• **Passage for review**:
+++

About the Buoyancy Experiment Calculator

The hydrostatic weighing method — first attributed to Archimedes — is one of the most reliable ways to determine an object's density and identify unknown materials. By weighing an object in air and then fully submerged in a fluid of known density, the apparent weight loss reveals the volume of fluid displaced, from which density is calculated.

This calculator processes the two weight measurements and computes object volume, density, specific gravity, and performs material identification against a table of twelve common metals and minerals. A confidence meter shows how closely the measured density matches the nearest known material.

Presets include classic experiments like the "Crown of Hiero" (testing if a crown is pure gold) and common lab samples. The step-by-step procedure table documents the experimental method alongside your actual measurements, making it ideal for lab reports and science education. It keeps the measured weights and the derived density together so the hydrostatic result is easy to verify when you are checking an unknown sample.

When This Page Helps

Hydrostatic weighing is a fundamental laboratory technique in physics, materials science, and gemology. This calculator eliminates manual calculations and provides instant material identification, making it perfect for classroom experiments, quality control, and even verifying precious metals.

The step-by-step procedure table documents the entire method alongside actual measurements, which is invaluable for lab reports and science fair projects because it keeps the raw reading, the displaced volume, and the inferred density in one place.

+++

• **Raw data**:
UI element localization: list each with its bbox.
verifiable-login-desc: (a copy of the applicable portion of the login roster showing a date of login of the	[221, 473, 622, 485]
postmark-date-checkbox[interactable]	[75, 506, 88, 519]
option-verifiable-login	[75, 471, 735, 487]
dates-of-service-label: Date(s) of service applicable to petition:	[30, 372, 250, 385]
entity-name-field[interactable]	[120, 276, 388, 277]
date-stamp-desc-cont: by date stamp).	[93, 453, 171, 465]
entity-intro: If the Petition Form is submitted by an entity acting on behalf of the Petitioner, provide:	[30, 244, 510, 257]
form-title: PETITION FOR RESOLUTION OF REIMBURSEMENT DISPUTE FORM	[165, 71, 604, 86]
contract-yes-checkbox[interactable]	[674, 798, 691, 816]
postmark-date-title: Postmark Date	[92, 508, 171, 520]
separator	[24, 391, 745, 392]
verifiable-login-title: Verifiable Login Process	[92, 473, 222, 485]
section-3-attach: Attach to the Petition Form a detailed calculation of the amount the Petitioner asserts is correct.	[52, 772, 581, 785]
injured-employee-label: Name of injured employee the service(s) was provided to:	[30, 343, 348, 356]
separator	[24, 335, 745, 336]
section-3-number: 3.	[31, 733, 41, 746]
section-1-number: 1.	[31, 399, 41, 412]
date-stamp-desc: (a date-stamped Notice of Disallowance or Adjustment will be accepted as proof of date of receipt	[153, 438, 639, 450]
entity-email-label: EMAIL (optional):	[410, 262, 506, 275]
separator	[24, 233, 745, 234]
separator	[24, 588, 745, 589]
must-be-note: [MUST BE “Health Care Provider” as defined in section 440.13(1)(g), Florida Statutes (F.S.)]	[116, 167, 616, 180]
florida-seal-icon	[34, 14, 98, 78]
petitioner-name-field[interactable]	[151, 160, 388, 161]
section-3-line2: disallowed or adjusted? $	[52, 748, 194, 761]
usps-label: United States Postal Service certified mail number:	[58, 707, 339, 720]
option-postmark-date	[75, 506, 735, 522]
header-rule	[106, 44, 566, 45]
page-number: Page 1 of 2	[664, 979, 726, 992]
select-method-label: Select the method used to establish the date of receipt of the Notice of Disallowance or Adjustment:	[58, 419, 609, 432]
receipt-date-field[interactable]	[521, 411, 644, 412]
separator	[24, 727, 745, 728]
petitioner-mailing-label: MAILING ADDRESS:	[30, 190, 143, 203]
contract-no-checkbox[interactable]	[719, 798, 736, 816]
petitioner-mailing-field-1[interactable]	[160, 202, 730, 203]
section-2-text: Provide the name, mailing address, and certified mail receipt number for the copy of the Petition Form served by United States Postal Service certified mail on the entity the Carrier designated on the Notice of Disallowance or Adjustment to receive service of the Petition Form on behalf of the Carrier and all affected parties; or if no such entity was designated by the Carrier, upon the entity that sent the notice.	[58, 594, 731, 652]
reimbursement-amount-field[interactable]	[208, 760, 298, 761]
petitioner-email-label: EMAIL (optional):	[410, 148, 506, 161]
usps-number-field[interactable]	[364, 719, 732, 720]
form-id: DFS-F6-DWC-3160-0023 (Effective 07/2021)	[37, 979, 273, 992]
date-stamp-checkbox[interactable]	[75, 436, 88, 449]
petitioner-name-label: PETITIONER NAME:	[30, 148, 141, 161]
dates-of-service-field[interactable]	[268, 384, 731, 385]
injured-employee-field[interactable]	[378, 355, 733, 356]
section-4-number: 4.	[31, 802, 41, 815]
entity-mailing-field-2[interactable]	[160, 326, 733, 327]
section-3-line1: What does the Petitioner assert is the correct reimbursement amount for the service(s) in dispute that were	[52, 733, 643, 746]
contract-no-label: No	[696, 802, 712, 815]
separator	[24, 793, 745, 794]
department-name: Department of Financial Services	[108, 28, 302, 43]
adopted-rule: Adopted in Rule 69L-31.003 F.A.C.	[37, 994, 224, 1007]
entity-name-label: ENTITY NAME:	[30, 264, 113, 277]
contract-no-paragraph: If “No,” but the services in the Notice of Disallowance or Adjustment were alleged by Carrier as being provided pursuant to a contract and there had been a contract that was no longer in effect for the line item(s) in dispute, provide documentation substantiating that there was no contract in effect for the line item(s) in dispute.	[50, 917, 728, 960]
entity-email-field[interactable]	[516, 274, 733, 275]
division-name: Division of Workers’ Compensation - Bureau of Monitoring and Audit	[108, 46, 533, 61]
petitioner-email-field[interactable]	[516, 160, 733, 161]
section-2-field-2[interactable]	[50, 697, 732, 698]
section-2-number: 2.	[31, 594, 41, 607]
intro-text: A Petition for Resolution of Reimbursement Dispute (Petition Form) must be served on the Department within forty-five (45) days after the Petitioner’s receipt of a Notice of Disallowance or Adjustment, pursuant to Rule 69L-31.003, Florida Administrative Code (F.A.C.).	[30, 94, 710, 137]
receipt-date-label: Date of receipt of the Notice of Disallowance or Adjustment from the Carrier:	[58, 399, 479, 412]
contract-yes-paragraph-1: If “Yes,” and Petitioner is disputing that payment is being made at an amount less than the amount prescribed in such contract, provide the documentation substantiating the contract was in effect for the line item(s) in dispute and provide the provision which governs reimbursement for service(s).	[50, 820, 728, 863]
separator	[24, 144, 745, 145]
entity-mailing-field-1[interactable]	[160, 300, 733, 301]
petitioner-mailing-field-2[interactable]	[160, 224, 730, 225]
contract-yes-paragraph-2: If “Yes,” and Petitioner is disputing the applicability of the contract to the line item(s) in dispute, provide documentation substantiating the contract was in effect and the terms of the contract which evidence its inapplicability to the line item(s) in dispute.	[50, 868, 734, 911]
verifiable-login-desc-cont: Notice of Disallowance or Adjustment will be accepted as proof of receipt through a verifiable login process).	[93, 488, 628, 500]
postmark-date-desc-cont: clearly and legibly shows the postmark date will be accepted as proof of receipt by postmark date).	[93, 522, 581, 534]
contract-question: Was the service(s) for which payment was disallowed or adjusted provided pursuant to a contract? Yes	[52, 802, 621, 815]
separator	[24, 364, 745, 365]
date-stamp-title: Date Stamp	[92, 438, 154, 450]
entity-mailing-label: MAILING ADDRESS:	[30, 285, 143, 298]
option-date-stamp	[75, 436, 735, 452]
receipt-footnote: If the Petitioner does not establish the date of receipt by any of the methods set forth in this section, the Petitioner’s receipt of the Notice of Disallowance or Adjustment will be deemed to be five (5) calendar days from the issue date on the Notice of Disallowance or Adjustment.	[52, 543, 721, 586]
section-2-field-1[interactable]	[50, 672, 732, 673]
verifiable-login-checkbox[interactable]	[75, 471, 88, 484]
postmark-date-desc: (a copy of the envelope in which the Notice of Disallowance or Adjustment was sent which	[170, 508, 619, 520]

+++

• **Brief A**: Copy the Buoyancy Experiment Calculator text word for word, from "When This Page" up to and including "in one place.".
• **Brief B**:
Answer these questions from the Buoyancy Experiment Calculator text:
(i) Against how many common metals and minerals does the calculator identify materials?
(ii) What does the "Crown of Hiero" preset test?
(iii) In which three fields is hydrostatic weighing called a fundamental laboratory technique?

• **Exercise output A**:
When This Page Helps

Hydrostatic weighing is a fundamental laboratory technique in physics, materials science, and gemology. This calculator eliminates manual calculations and provides instant material identification, making it perfect for classroom experiments, quality control, and even verifying precious metals.

The step-by-step procedure table documents the entire method alongside actual measurements, which is invaluable for lab reports and science fair projects because it keeps the raw reading, the displaced volume, and the inferred density in one place.

• **Exercise output B**:
(i) Twelve.
(ii) Whether a crown is pure gold.
(iii) Physics, materials science, and gemology.